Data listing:
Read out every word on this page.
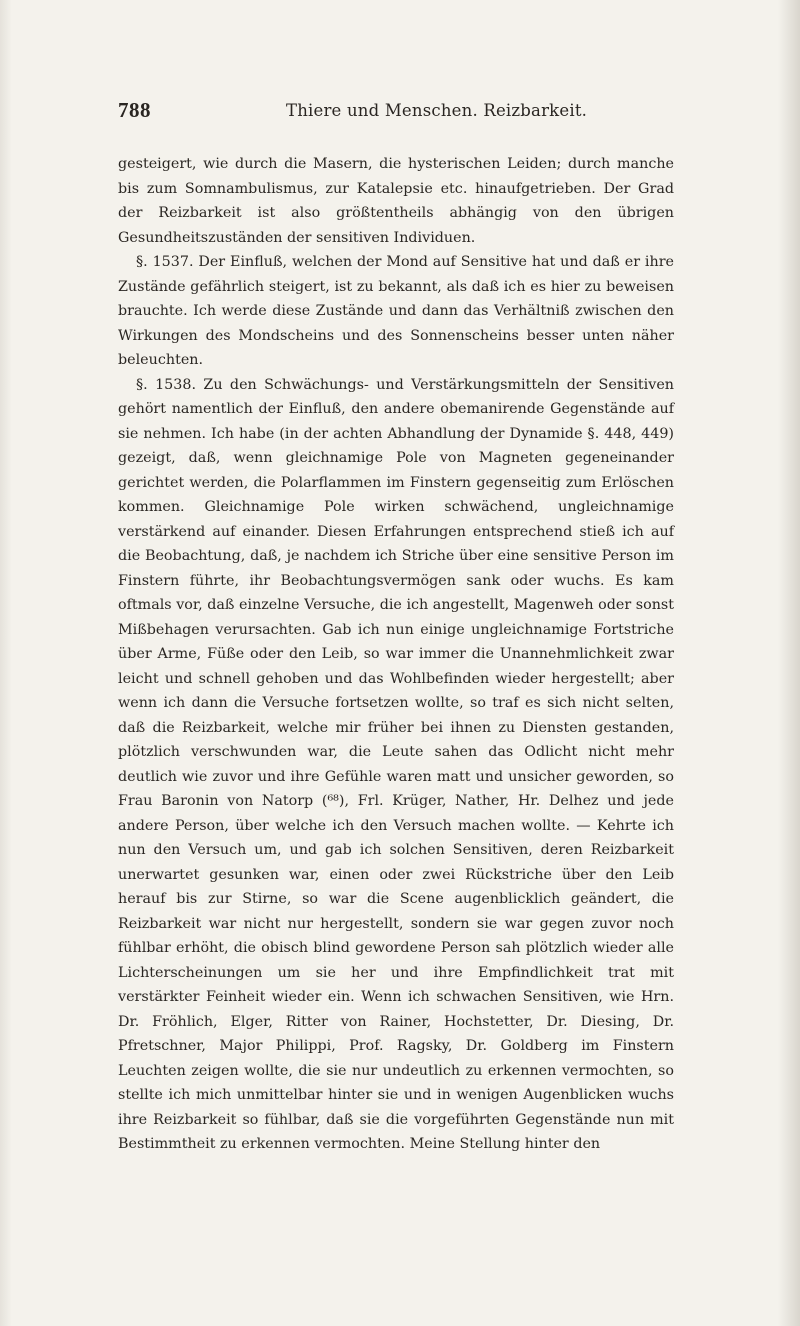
788	Thiere und Menschen. Reizbarkeit.

gesteigert, wie durch die Masern, die hysterischen Leiden; durch manche bis zum Somnambulismus, zur Katalepsie etc. hinaufgetrieben. Der Grad der Reizbarkeit ist also größtentheils abhängig von den übrigen Gesundheitszuständen der sensitiven Individuen.

§. 1537. Der Einfluß, welchen der Mond auf Sensitive hat und daß er ihre Zustände gefährlich steigert, ist zu bekannt, als daß ich es hier zu beweisen brauchte. Ich werde diese Zustände und dann das Verhältniß zwischen den Wirkungen des Mondscheins und des Sonnenscheins besser unten näher beleuchten.

§. 1538. Zu den Schwächungs- und Verstärkungsmitteln der Sensitiven gehört namentlich der Einfluß, den andere obemanirende Gegenstände auf sie nehmen. Ich habe (in der achten Abhandlung der Dynamide §. 448, 449) gezeigt, daß, wenn gleichnamige Pole von Magneten gegeneinander gerichtet werden, die Polarflammen im Finstern gegenseitig zum Erlöschen kommen. Gleichnamige Pole wirken schwächend, ungleichnamige verstärkend auf einander. Diesen Erfahrungen entsprechend stieß ich auf die Beobachtung, daß, je nachdem ich Striche über eine sensitive Person im Finstern führte, ihr Beobachtungsvermögen sank oder wuchs. Es kam oftmals vor, daß einzelne Versuche, die ich angestellt, Magenweh oder sonst Mißbehagen verursachten. Gab ich nun einige ungleichnamige Fortstriche über Arme, Füße oder den Leib, so war immer die Unannehmlichkeit zwar leicht und schnell gehoben und das Wohlbefinden wieder hergestellt; aber wenn ich dann die Versuche fortsetzen wollte, so traf es sich nicht selten, daß die Reizbarkeit, welche mir früher bei ihnen zu Diensten gestanden, plötzlich verschwunden war, die Leute sahen das Odlicht nicht mehr deutlich wie zuvor und ihre Gefühle waren matt und unsicher geworden, so Frau Baronin von Natorp (⁶⁸), Frl. Krüger, Nather, Hr. Delhez und jede andere Person, über welche ich den Versuch machen wollte. — Kehrte ich nun den Versuch um, und gab ich solchen Sensitiven, deren Reizbarkeit unerwartet gesunken war, einen oder zwei Rückstriche über den Leib herauf bis zur Stirne, so war die Scene augenblicklich geändert, die Reizbarkeit war nicht nur hergestellt, sondern sie war gegen zuvor noch fühlbar erhöht, die obisch blind gewordene Person sah plötzlich wieder alle Lichterscheinungen um sie her und ihre Empfindlichkeit trat mit verstärkter Feinheit wieder ein. Wenn ich schwachen Sensitiven, wie Hrn. Dr. Fröhlich, Elger, Ritter von Rainer, Hochstetter, Dr. Diesing, Dr. Pfretschner, Major Philippi, Prof. Ragsky, Dr. Goldberg im Finstern Leuchten zeigen wollte, die sie nur undeutlich zu erkennen vermochten, so stellte ich mich unmittelbar hinter sie und in wenigen Augenblicken wuchs ihre Reizbarkeit so fühlbar, daß sie die vorgeführten Gegenstände nun mit Bestimmtheit zu erkennen vermochten. Meine Stellung hinter den
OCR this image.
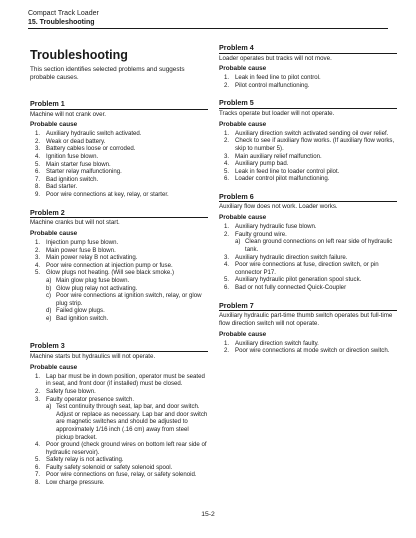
Compact Track Loader
15. Troubleshooting
Troubleshooting
This section identifies selected problems and suggests probable causes.
Problem 1
Machine will not crank over.
Probable cause
1. Auxiliary hydraulic switch activated.
2. Weak or dead battery.
3. Battery cables loose or corroded.
4. Ignition fuse blown.
5. Main starter fuse blown.
6. Starter relay malfunctioning.
7. Bad ignition switch.
8. Bad starter.
9. Poor wire connections at key, relay, or starter.
Problem 2
Machine cranks but will not start.
Probable cause
1. Injection pump fuse blown.
2. Main power fuse B blown.
3. Main power relay B not activating.
4. Poor wire connection at injection pump or fuse.
5. Glow plugs not heating. (Will see black smoke.)
a) Main glow plug fuse blown.
b) Glow plug relay not activating.
c) Poor wire connections at ignition switch, relay, or glow plug strip.
d) Failed glow plugs.
e) Bad ignition switch.
Problem 3
Machine starts but hydraulics will not operate.
Probable cause
1. Lap bar must be in down position, operator must be seated in seat, and front door (if installed) must be closed.
2. Safety fuse blown.
3. Faulty operator presence switch.
a) Test continuity through seat, lap bar, and door switch. Adjust or replace as necessary. Lap bar and door switch are magnetic switches and should be adjusted to approximately 1/16 inch (.16 cm) away from steel pickup bracket.
4. Poor ground (check ground wires on bottom left rear side of hydraulic reservoir).
5. Safety relay is not activating.
6. Faulty safety solenoid or safety solenoid spool.
7. Poor wire connections on fuse, relay, or safety solenoid.
8. Low charge pressure.
Problem 4
Loader operates but tracks will not move.
Probable cause
1. Leak in feed line to pilot control.
2. Pilot control malfunctioning.
Problem 5
Tracks operate but loader will not operate.
Probable cause
1. Auxiliary direction switch activated sending oil over relief.
2. Check to see if auxiliary flow works. (If auxiliary flow works, skip to number 5).
3. Main auxiliary relief malfunction.
4. Auxiliary pump bad.
5. Leak in feed line to loader control pilot.
6. Loader control pilot malfunctioning.
Problem 6
Auxiliary flow does not work. Loader works.
Probable cause
1. Auxiliary hydraulic fuse blown.
2. Faulty ground wire.
a) Clean ground connections on left rear side of hydraulic tank.
3. Auxiliary hydraulic direction switch failure.
4. Poor wire connections at fuse, direction switch, or pin connector P17.
5. Auxiliary hydraulic pilot generation spool stuck.
6. Bad or not fully connected Quick-Coupler
Problem 7
Auxiliary hydraulic part-time thumb switch operates but full-time flow direction switch will not operate.
Probable cause
1. Auxiliary direction switch faulty.
2. Poor wire connections at mode switch or direction switch.
15-2
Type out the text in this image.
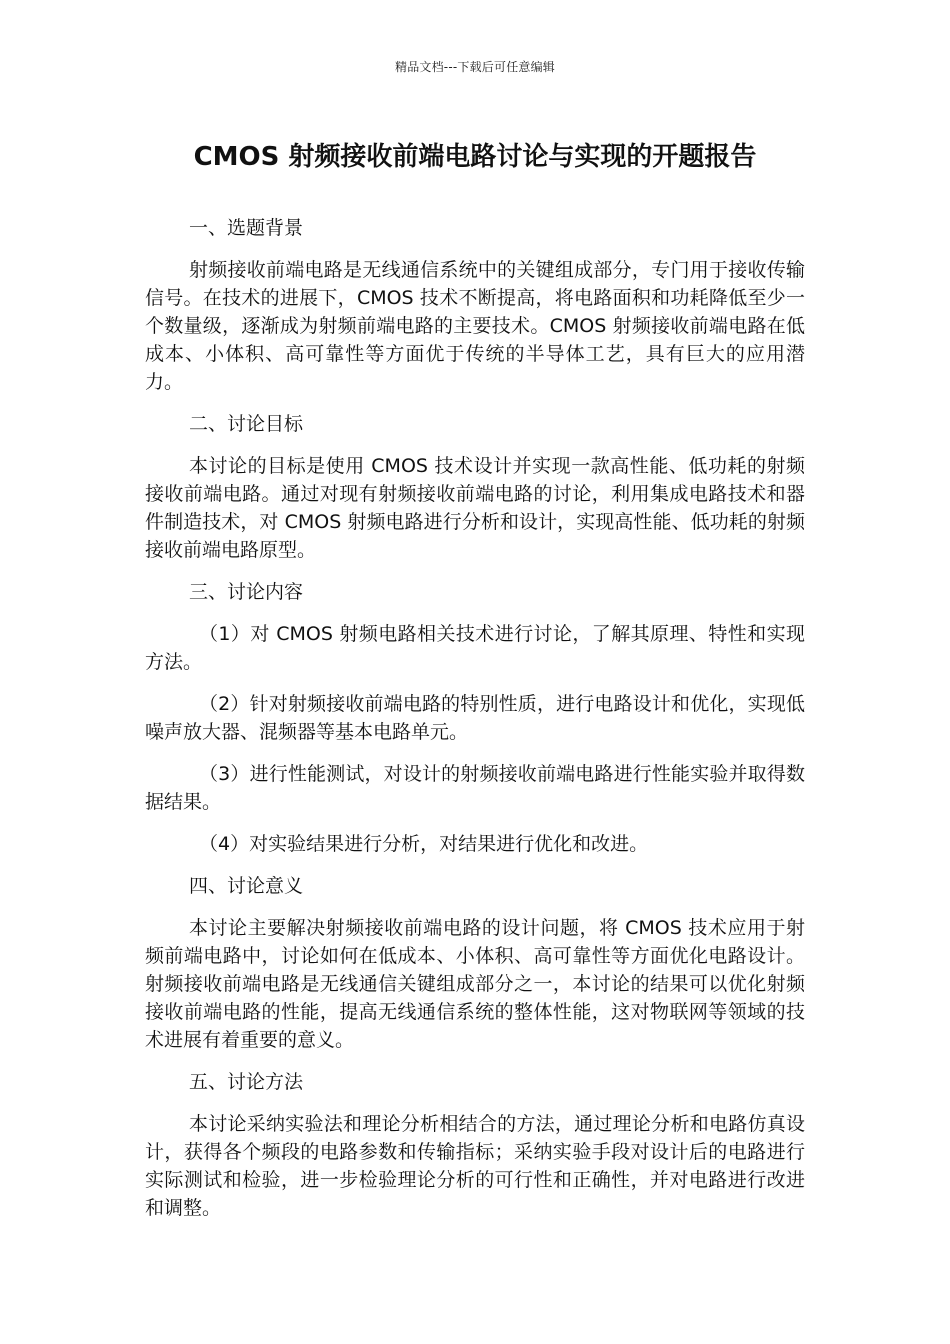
精品文档---下载后可任意编辑
CMOS 射频接收前端电路讨论与实现的开题报告

一、选题背景

射频接收前端电路是无线通信系统中的关键组成部分，专门用于接收传输信号。在技术的进展下，CMOS 技术不断提高，将电路面积和功耗降低至少一个数量级，逐渐成为射频前端电路的主要技术。CMOS 射频接收前端电路在低成本、小体积、高可靠性等方面优于传统的半导体工艺，具有巨大的应用潜力。

二、讨论目标

本讨论的目标是使用 CMOS 技术设计并实现一款高性能、低功耗的射频接收前端电路。通过对现有射频接收前端电路的讨论，利用集成电路技术和器件制造技术，对 CMOS 射频电路进行分析和设计，实现高性能、低功耗的射频接收前端电路原型。

三、讨论内容

（1）对 CMOS 射频电路相关技术进行讨论，了解其原理、特性和实现方法。

（2）针对射频接收前端电路的特别性质，进行电路设计和优化，实现低噪声放大器、混频器等基本电路单元。

（3）进行性能测试，对设计的射频接收前端电路进行性能实验并取得数据结果。

（4）对实验结果进行分析，对结果进行优化和改进。

四、讨论意义

本讨论主要解决射频接收前端电路的设计问题，将 CMOS 技术应用于射频前端电路中，讨论如何在低成本、小体积、高可靠性等方面优化电路设计。射频接收前端电路是无线通信关键组成部分之一，本讨论的结果可以优化射频接收前端电路的性能，提高无线通信系统的整体性能，这对物联网等领域的技术进展有着重要的意义。

五、讨论方法

本讨论采纳实验法和理论分析相结合的方法，通过理论分析和电路仿真设计，获得各个频段的电路参数和传输指标；采纳实验手段对设计后的电路进行实际测试和检验，进一步检验理论分析的可行性和正确性，并对电路进行改进和调整。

_Description of the task_. Using the listing above, list every line in which the string "works" occurs.

_Answer for this exercise_.
2. Check to see if auxiliary flow works. (If auxiliary flow works, skip to number 5).
Auxiliary flow does not work. Loader works.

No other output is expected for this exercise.